— Begin Source data —
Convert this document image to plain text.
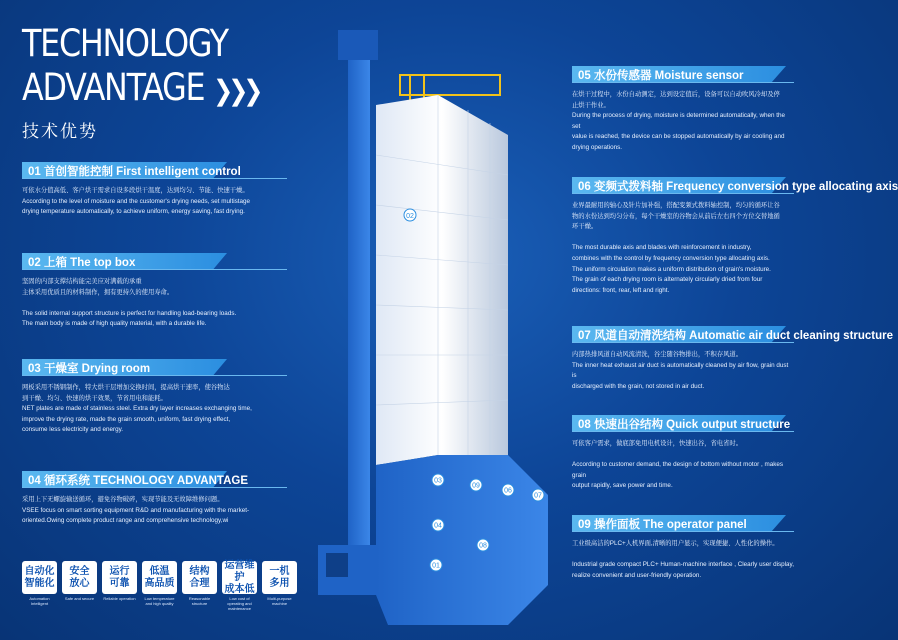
TECHNOLOGY
ADVANTAGE ❯❯❯
技术优势
01 首创智能控制 First intelligent control

可依水分值高低、客户烘干需求自设多段烘干温度，达到均匀、节能、快速干燥。

According to the level of moisture and the customer's drying needs, set multistage

drying temperature automatically, to achieve uniform, energy saving, fast drying.

02 上箱 The top box

坚固的内部支撑结构能完美应对满载的承重

主体采用优质且的材料制作，拥有更持久的使用寿命。

The solid internal support structure is perfect for handling load-bearing loads.

The main body is made of high quality material, with a durable life.

03 干燥室 Drying room

网板采用不锈钢制作，特大烘干层增加交换时间，提高烘干速率，使谷物达

到干燥、均匀、快速的烘干效果，节省用电和能耗。

NET plates are made of stainless steel. Extra dry layer increases exchanging time,

improve the drying rate, made the grain smooth, uniform, fast drying effect,

consume less electricity and energy.

04 循环系统 TECHNOLOGY ADVANTAGE

采用上下无螺旋输送循环，避免谷物破碎，实现节能及无故障维修问题。

VSEE focus on smart sorting equipment R&D and manufacturing with the market-

oriented.Owing complete product range and comprehensive technology,wi

05 水份传感器 Moisture sensor

在烘干过程中，水份自动测定，达到设定值后，设备可以自动吹风冷却及停

止烘干作业。

During the process of drying, moisture is determined automatically, when the set

value is reached, the device can be stopped automatically by air cooling and

drying operations.

06 变频式拨料轴 Frequency conversion type allocating axis

业界最耐用的轴心及针片加补强，搭配变频式拨料轴控制，均匀的循环让谷

物的水份达到均匀分布，每个干燥室的谷物会从前后左右四个方位交替地循

环干燥。

The most durable axis and blades with reinforcement in industry,

combines with the control by frequency conversion type allocating axis.

The uniform circulation makes a uniform distribution of grain's moisture.

The grain of each drying room is alternately circularly dried from four

directions: front, rear, left and right.

07 风道自动清洗结构 Automatic air duct cleaning structure

内部热排风道自动风流清洗，谷尘随谷物排出，不积存风道。

The inner heat exhaust air duct is automatically cleaned by air flow, grain dust is

discharged with the grain, not stored in air duct.

08 快速出谷结构 Quick output structure

可依客户需求，做底部免用电机设计，快速出谷，省电省时。

According to customer demand, the design of bottom without motor , makes grain

output rapidly, save power and time.

09 操作面板 The operator panel

工业级高洁的PLC+人机界面,清晰的用户显示，实现便捷、人性化的操作。

Industrial grade compact PLC+ Human-machine interface , Clearly user display,

realize convenient and user-friendly operation.

02
03
09
06
04
07
08
01
自动化
智能化
Automation Intelligent
安全
放心
Safe and secure
运行
可靠
Reliable operation
低温
高品质
Low temperature and high quality
结构
合理
Reasonable structure
运营维护
成本低
Low cost of operating and maintenance
一机
多用
Multi-purpose machine
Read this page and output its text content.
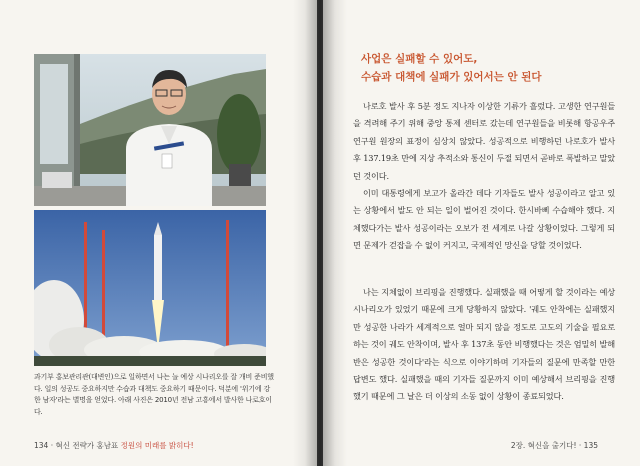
과기부 홍보관리관(대변인)으로 일하면서 나는 늘 예상 시나리오를 잘 개비 준비했다. 일의 성공도 중요하지만 수습과 대책도 중요하기 때문이다. 덕분에 '위기에 강한 남자'라는 별명을 얻었다. 아래 사진은 2010년 전남 고흥에서 발사한 나로호이다.
134 · 혁신 전략가 홍남표 정원의 미래를 밝히다!
사업은 실패할 수 있어도,
수습과 대책에 실패가 있어서는 안 된다

나로호 발사 후 5분 정도 지나자 이상한 기류가 흘렀다. 고생한 연구원들을 격려해 주기 위해 중앙 통제 센터로 갔는데 연구원들을 비롯해 항공우주연구원 원장의 표정이 심상치 않았다. 성공적으로 비행하던 나로호가 발사 후 137.19초 만에 지상 추적소와 통신이 두절 되면서 곧바로 폭발하고 말았던 것이다.

이미 대통령에게 보고가 올라간 데다 기자들도 발사 성공이라고 알고 있는 상황에서 발도 안 되는 일이 벌어진 것이다. 한시바삐 수습해야 했다. 지체했다가는 발사 성공이라는 오보가 전 세계로 나갈 상황이었다. 그렇게 되면 문제가 걷잡을 수 없이 커지고, 국제적인 망신을 당할 것이었다.

나는 지체없이 브리핑을 진행했다. 실패했을 때 어떻게 할 것이라는 예상 시나리오가 있었기 때문에 크게 당황하지 않았다. '궤도 안착에는 실패했지만 성공한 나라가 세계적으로 얼마 되지 않을 정도로 고도의 기술을 필요로 하는 것이 궤도 안착이며, 발사 후 137초 동안 비행했다는 것은 엄밀히 발해 반은 성공한 것이다'라는 식으로 이야기하며 기자들의 질문에 만족할 만한 답변도 했다. 실패했을 때의 기자들 질문까지 이미 예상해서 브리핑을 진행했기 때문에 그 날은 더 이상의 소동 없이 상황이 종료되었다.

2장. 혁신을 출기다! · 135
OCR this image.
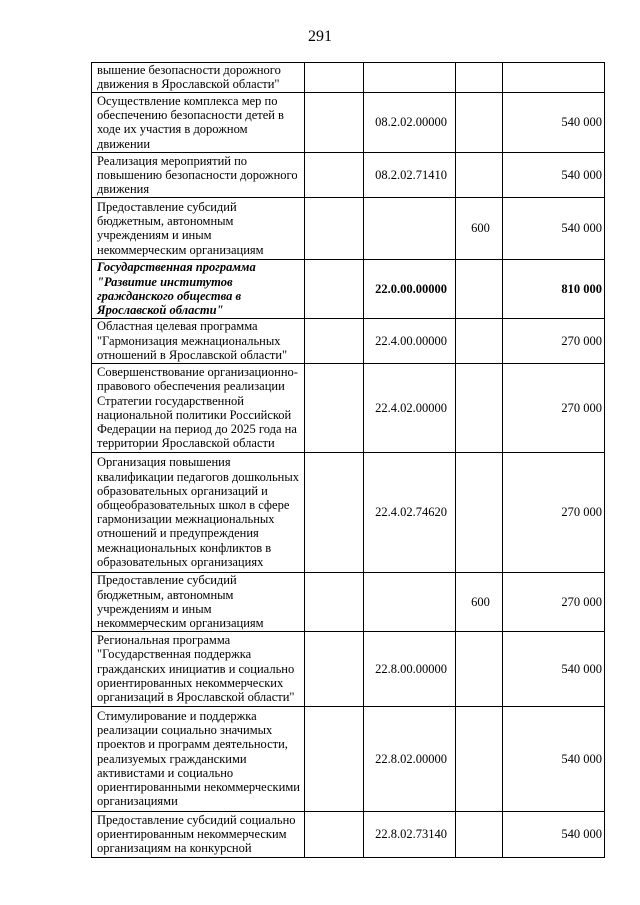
291
вышение безопасности дорожного движения в Ярославской области"				
Осуществление комплекса мер по обеспечению безопасности детей в ходе их участия в дорожном движении		08.2.02.00000		540 000
Реализация мероприятий по повышению безопасности дорожного движения		08.2.02.71410		540 000
Предоставление субсидий бюджетным, автономным учреждениям и иным некоммерческим организациям			600	540 000
Государственная программа "Развитие институтов гражданского общества в Ярославской области"		22.0.00.00000		810 000
Областная целевая программа "Гармонизация межнациональных отношений в Ярославской области"		22.4.00.00000		270 000
Совершенствование организационно-правового обеспечения реализации Стратегии государственной национальной политики Российской Федерации на период до 2025 года на территории Ярославской области		22.4.02.00000		270 000
Организация повышения квалификации педагогов дошкольных образовательных организаций и общеобразовательных школ в сфере гармонизации межнациональных отношений и предупреждения межнациональных конфликтов в образовательных организациях		22.4.02.74620		270 000
Предоставление субсидий бюджетным, автономным учреждениям и иным некоммерческим организациям			600	270 000
Региональная программа "Государственная поддержка гражданских инициатив и социально ориентированных некоммерческих организаций в Ярославской области"		22.8.00.00000		540 000
Стимулирование и поддержка реализации социально значимых проектов и программ деятельности, реализуемых гражданскими активистами и социально ориентированными некоммерческими организациями		22.8.02.00000		540 000
Предоставление субсидий социально ориентированным некоммерческим организациям на конкурсной		22.8.02.73140		540 000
— End Source data —
**The exercise**
Nothing in the entries should change as you copy them, except that the pictures are left out.

**Output of the task**
Convert this document image to plain text.
TECHNOLOGY
ADVANTAGE ❯❯❯
技术优势
01 首创智能控制 First intelligent control

可依水分值高低、客户烘干需求自设多段烘干温度，达到均匀、节能、快速干燥。

According to the level of moisture and the customer's drying needs, set multistage

drying temperature automatically, to achieve uniform, energy saving, fast drying.

02 上箱 The top box

坚固的内部支撑结构能完美应对满载的承重

主体采用优质且的材料制作，拥有更持久的使用寿命。

The solid internal support structure is perfect for handling load-bearing loads.

The main body is made of high quality material, with a durable life.

03 干燥室 Drying room

网板采用不锈钢制作，特大烘干层增加交换时间，提高烘干速率，使谷物达

到干燥、均匀、快速的烘干效果，节省用电和能耗。

NET plates are made of stainless steel. Extra dry layer increases exchanging time,

improve the drying rate, made the grain smooth, uniform, fast drying effect,

consume less electricity and energy.

04 循环系统 TECHNOLOGY ADVANTAGE

采用上下无螺旋输送循环，避免谷物破碎，实现节能及无故障维修问题。

VSEE focus on smart sorting equipment R&D and manufacturing with the market-

oriented.Owing complete product range and comprehensive technology,wi

05 水份传感器 Moisture sensor

在烘干过程中，水份自动测定，达到设定值后，设备可以自动吹风冷却及停

止烘干作业。

During the process of drying, moisture is determined automatically, when the set

value is reached, the device can be stopped automatically by air cooling and

drying operations.

06 变频式拨料轴 Frequency conversion type allocating axis

业界最耐用的轴心及针片加补强，搭配变频式拨料轴控制，均匀的循环让谷

物的水份达到均匀分布，每个干燥室的谷物会从前后左右四个方位交替地循

环干燥。

The most durable axis and blades with reinforcement in industry,

combines with the control by frequency conversion type allocating axis.

The uniform circulation makes a uniform distribution of grain's moisture.

The grain of each drying room is alternately circularly dried from four

directions: front, rear, left and right.

07 风道自动清洗结构 Automatic air duct cleaning structure

内部热排风道自动风流清洗，谷尘随谷物排出，不积存风道。

The inner heat exhaust air duct is automatically cleaned by air flow, grain dust is

discharged with the grain, not stored in air duct.

08 快速出谷结构 Quick output structure

可依客户需求，做底部免用电机设计，快速出谷，省电省时。

According to customer demand, the design of bottom without motor , makes grain

output rapidly, save power and time.

09 操作面板 The operator panel

工业级高洁的PLC+人机界面,清晰的用户显示，实现便捷、人性化的操作。

Industrial grade compact PLC+ Human-machine interface , Clearly user display,

realize convenient and user-friendly operation.

02
03
09
06
04
07
08
01
自动化
智能化
Automation Intelligent
安全
放心
Safe and secure
运行
可靠
Reliable operation
低温
高品质
Low temperature and high quality
结构
合理
Reasonable structure
运营维护
成本低
Low cost of operating and maintenance
一机
多用
Multi-purpose machine
Read this page and output its text content.
과기부 홍보관리관(대변인)으로 일하면서 나는 늘 예상 시나리오를 잘 개비 준비했다. 일의 성공도 중요하지만 수습과 대책도 중요하기 때문이다. 덕분에 '위기에 강한 남자'라는 별명을 얻었다. 아래 사진은 2010년 전남 고흥에서 발사한 나로호이다.
134 · 혁신 전략가 홍남표 정원의 미래를 밝히다!
사업은 실패할 수 있어도,
수습과 대책에 실패가 있어서는 안 된다

나로호 발사 후 5분 정도 지나자 이상한 기류가 흘렀다. 고생한 연구원들을 격려해 주기 위해 중앙 통제 센터로 갔는데 연구원들을 비롯해 항공우주연구원 원장의 표정이 심상치 않았다. 성공적으로 비행하던 나로호가 발사 후 137.19초 만에 지상 추적소와 통신이 두절 되면서 곧바로 폭발하고 말았던 것이다.

이미 대통령에게 보고가 올라간 데다 기자들도 발사 성공이라고 알고 있는 상황에서 발도 안 되는 일이 벌어진 것이다. 한시바삐 수습해야 했다. 지체했다가는 발사 성공이라는 오보가 전 세계로 나갈 상황이었다. 그렇게 되면 문제가 걷잡을 수 없이 커지고, 국제적인 망신을 당할 것이었다.

나는 지체없이 브리핑을 진행했다. 실패했을 때 어떻게 할 것이라는 예상 시나리오가 있었기 때문에 크게 당황하지 않았다. '궤도 안착에는 실패했지만 성공한 나라가 세계적으로 얼마 되지 않을 정도로 고도의 기술을 필요로 하는 것이 궤도 안착이며, 발사 후 137초 동안 비행했다는 것은 엄밀히 발해 반은 성공한 것이다'라는 식으로 이야기하며 기자들의 질문에 만족할 만한 답변도 했다. 실패했을 때의 기자들 질문까지 이미 예상해서 브리핑을 진행했기 때문에 그 날은 더 이상의 소동 없이 상황이 종료되었다.

2장. 혁신을 출기다! · 135
OCR this image.
291
вышение безопасности дорожного движения в Ярославской области"				
Осуществление комплекса мер по обеспечению безопасности детей в ходе их участия в дорожном движении		08.2.02.00000		540 000
Реализация мероприятий по повышению безопасности дорожного движения		08.2.02.71410		540 000
Предоставление субсидий бюджетным, автономным учреждениям и иным некоммерческим организациям			600	540 000
Государственная программа "Развитие институтов гражданского общества в Ярославской области"		22.0.00.00000		810 000
Областная целевая программа "Гармонизация межнациональных отношений в Ярославской области"		22.4.00.00000		270 000
Совершенствование организационно-правового обеспечения реализации Стратегии государственной национальной политики Российской Федерации на период до 2025 года на территории Ярославской области		22.4.02.00000		270 000
Организация повышения квалификации педагогов дошкольных образовательных организаций и общеобразовательных школ в сфере гармонизации межнациональных отношений и предупреждения межнациональных конфликтов в образовательных организациях		22.4.02.74620		270 000
Предоставление субсидий бюджетным, автономным учреждениям и иным некоммерческим организациям			600	270 000
Региональная программа "Государственная поддержка гражданских инициатив и социально ориентированных некоммерческих организаций в Ярославской области"		22.8.00.00000		540 000
Стимулирование и поддержка реализации социально значимых проектов и программ деятельности, реализуемых гражданскими активистами и социально ориентированными некоммерческими организациями		22.8.02.00000		540 000
Предоставление субсидий социально ориентированным некоммерческим организациям на конкурсной		22.8.02.73140		540 000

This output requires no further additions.